[Items stored from a collection]
◇ ◇ ◇ ◇ ◇ ◇ ◇

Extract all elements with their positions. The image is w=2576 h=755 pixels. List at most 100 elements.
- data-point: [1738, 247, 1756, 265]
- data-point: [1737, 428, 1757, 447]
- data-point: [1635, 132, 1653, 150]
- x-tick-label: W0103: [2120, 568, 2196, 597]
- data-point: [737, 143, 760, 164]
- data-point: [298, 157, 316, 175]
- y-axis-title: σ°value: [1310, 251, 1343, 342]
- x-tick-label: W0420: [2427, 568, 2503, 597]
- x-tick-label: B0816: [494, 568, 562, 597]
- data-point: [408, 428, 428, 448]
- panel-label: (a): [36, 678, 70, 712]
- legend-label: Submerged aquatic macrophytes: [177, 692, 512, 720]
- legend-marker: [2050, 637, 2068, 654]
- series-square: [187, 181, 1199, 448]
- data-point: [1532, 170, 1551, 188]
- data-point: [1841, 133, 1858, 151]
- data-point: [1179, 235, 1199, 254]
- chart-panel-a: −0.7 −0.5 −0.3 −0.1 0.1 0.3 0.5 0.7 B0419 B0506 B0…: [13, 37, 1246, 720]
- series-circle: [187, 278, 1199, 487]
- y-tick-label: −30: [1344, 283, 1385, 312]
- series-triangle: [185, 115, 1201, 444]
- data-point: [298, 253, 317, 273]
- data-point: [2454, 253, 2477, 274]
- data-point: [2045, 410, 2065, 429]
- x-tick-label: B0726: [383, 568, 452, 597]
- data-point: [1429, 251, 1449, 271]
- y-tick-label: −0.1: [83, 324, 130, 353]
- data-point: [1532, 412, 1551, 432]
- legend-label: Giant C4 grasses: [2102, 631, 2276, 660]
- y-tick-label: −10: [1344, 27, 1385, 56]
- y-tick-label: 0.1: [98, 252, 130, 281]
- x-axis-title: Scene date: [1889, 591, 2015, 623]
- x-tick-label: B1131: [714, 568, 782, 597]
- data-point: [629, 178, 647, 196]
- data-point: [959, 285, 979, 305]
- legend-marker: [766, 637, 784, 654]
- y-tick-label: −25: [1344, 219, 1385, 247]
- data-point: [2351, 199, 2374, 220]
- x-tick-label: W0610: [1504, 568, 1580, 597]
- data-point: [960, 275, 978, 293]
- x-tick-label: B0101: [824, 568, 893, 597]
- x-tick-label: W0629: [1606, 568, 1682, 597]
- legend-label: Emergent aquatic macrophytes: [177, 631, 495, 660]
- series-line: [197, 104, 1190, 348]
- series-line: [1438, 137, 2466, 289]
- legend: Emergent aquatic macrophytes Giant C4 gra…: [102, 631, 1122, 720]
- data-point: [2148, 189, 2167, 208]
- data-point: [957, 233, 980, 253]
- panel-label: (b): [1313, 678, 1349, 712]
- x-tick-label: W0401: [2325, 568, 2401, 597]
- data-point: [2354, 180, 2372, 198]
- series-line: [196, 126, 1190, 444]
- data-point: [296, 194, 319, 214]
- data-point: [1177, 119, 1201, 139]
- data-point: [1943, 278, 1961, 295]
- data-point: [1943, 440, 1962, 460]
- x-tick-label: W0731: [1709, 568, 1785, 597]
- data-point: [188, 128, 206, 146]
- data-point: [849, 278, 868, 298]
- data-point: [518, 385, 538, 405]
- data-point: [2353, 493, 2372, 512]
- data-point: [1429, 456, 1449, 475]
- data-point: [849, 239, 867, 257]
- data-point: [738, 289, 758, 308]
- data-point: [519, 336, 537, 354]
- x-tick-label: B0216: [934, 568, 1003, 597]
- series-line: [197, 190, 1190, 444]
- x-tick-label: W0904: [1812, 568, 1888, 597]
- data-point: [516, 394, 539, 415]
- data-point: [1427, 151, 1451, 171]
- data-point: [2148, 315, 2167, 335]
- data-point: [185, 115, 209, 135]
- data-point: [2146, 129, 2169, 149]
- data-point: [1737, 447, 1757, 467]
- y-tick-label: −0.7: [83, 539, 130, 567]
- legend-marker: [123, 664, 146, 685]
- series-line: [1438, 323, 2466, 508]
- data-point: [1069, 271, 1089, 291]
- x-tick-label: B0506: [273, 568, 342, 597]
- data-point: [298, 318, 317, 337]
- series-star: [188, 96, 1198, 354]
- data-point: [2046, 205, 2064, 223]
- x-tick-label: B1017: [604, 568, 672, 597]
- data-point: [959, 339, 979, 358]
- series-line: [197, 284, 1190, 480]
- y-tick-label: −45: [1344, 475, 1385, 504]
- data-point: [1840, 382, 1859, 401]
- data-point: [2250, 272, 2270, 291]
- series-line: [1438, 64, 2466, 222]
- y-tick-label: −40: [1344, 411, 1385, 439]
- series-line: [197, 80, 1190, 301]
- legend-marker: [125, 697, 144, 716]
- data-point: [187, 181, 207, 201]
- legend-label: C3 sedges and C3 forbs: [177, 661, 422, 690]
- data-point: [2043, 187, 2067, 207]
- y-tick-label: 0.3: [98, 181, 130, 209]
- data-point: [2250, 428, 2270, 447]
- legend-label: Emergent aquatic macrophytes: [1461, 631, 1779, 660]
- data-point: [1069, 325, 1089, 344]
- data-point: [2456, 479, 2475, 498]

◇ ◇ ◇ ◇ ◇ ◇ ◇

◆ CHALLENGE
Please quote every item above word for word.

◆ THE COMPLETED TASK
Extract all elements with their positions. The image is w=2576 h=755 pixels. List at most 100 elements.
- data-point: [1738, 247, 1756, 265]
- data-point: [1737, 428, 1757, 447]
- data-point: [1635, 132, 1653, 150]
- x-tick-label: W0103: [2120, 568, 2196, 597]
- data-point: [737, 143, 760, 164]
- data-point: [298, 157, 316, 175]
- y-axis-title: σ°value: [1310, 251, 1343, 342]
- x-tick-label: W0420: [2427, 568, 2503, 597]
- x-tick-label: B0816: [494, 568, 562, 597]
- data-point: [408, 428, 428, 448]
- panel-label: (a): [36, 678, 70, 712]
- legend-label: Submerged aquatic macrophytes: [177, 692, 512, 720]
- legend-marker: [2050, 637, 2068, 654]
- series-square: [187, 181, 1199, 448]
- data-point: [1532, 170, 1551, 188]
- data-point: [1841, 133, 1858, 151]
- data-point: [1179, 235, 1199, 254]
- chart-panel-a: −0.7 −0.5 −0.3 −0.1 0.1 0.3 0.5 0.7 B0419 B0506 B0…: [13, 37, 1246, 720]
- series-circle: [187, 278, 1199, 487]
- y-tick-label: −30: [1344, 283, 1385, 312]
- series-triangle: [185, 115, 1201, 444]
- data-point: [298, 253, 317, 273]
- data-point: [2454, 253, 2477, 274]
- data-point: [2045, 410, 2065, 429]
- x-tick-label: B0726: [383, 568, 452, 597]
- data-point: [1429, 251, 1449, 271]
- y-tick-label: −0.1: [83, 324, 130, 353]
- data-point: [1532, 412, 1551, 432]
- legend-label: Giant C4 grasses: [2102, 631, 2276, 660]
- y-tick-label: −10: [1344, 27, 1385, 56]
- y-tick-label: 0.1: [98, 252, 130, 281]
- x-axis-title: Scene date: [1889, 591, 2015, 623]
- x-tick-label: B1131: [714, 568, 782, 597]
- data-point: [629, 178, 647, 196]
- data-point: [959, 285, 979, 305]
- legend-marker: [766, 637, 784, 654]
- y-tick-label: −25: [1344, 219, 1385, 247]
- data-point: [2351, 199, 2374, 220]
- x-tick-label: W0610: [1504, 568, 1580, 597]
- data-point: [960, 275, 978, 293]
- x-tick-label: B0101: [824, 568, 893, 597]
- x-tick-label: W0629: [1606, 568, 1682, 597]
- legend-label: Emergent aquatic macrophytes: [177, 631, 495, 660]
- series-line: [197, 104, 1190, 348]
- series-line: [1438, 137, 2466, 289]
- legend: Emergent aquatic macrophytes Giant C4 gra…: [102, 631, 1122, 720]
- data-point: [2148, 189, 2167, 208]
- data-point: [957, 233, 980, 253]
- panel-label: (b): [1313, 678, 1349, 712]
- x-tick-label: W0401: [2325, 568, 2401, 597]
- data-point: [2354, 180, 2372, 198]
- series-line: [196, 126, 1190, 444]
- data-point: [296, 194, 319, 214]
- data-point: [1177, 119, 1201, 139]
- data-point: [1943, 278, 1961, 295]
- data-point: [1943, 440, 1962, 460]
- x-tick-label: W0731: [1709, 568, 1785, 597]
- data-point: [188, 128, 206, 146]
- data-point: [849, 278, 868, 298]
- data-point: [518, 385, 538, 405]
- data-point: [2353, 493, 2372, 512]
- data-point: [1429, 456, 1449, 475]
- data-point: [849, 239, 867, 257]
- data-point: [738, 289, 758, 308]
- data-point: [519, 336, 537, 354]
- x-tick-label: B0216: [934, 568, 1003, 597]
- series-line: [197, 190, 1190, 444]
- x-tick-label: W0904: [1812, 568, 1888, 597]
- data-point: [516, 394, 539, 415]
- data-point: [1427, 151, 1451, 171]
- data-point: [2148, 315, 2167, 335]
- data-point: [185, 115, 209, 135]
- data-point: [2146, 129, 2169, 149]
- data-point: [1737, 447, 1757, 467]
- y-tick-label: −0.7: [83, 539, 130, 567]
- legend-marker: [123, 664, 146, 685]
- series-line: [1438, 323, 2466, 508]
- data-point: [1069, 271, 1089, 291]
- x-tick-label: B0506: [273, 568, 342, 597]
- data-point: [298, 318, 317, 337]
- series-star: [188, 96, 1198, 354]
- data-point: [2046, 205, 2064, 223]
- x-tick-label: B1017: [604, 568, 672, 597]
- data-point: [959, 339, 979, 358]
- series-line: [197, 284, 1190, 480]
- y-tick-label: −45: [1344, 475, 1385, 504]
- data-point: [1840, 382, 1859, 401]
- data-point: [2250, 272, 2270, 291]
- series-line: [1438, 64, 2466, 222]
- y-tick-label: −40: [1344, 411, 1385, 439]
- series-line: [197, 80, 1190, 301]
- legend-marker: [125, 697, 144, 716]
- data-point: [187, 181, 207, 201]
- legend-label: C3 sedges and C3 forbs: [177, 661, 422, 690]
- data-point: [2043, 187, 2067, 207]
- y-tick-label: 0.3: [98, 181, 130, 209]
- data-point: [2250, 428, 2270, 447]
- legend-label: Emergent aquatic macrophytes: [1461, 631, 1779, 660]
- data-point: [1069, 325, 1089, 344]
- data-point: [2456, 479, 2475, 498]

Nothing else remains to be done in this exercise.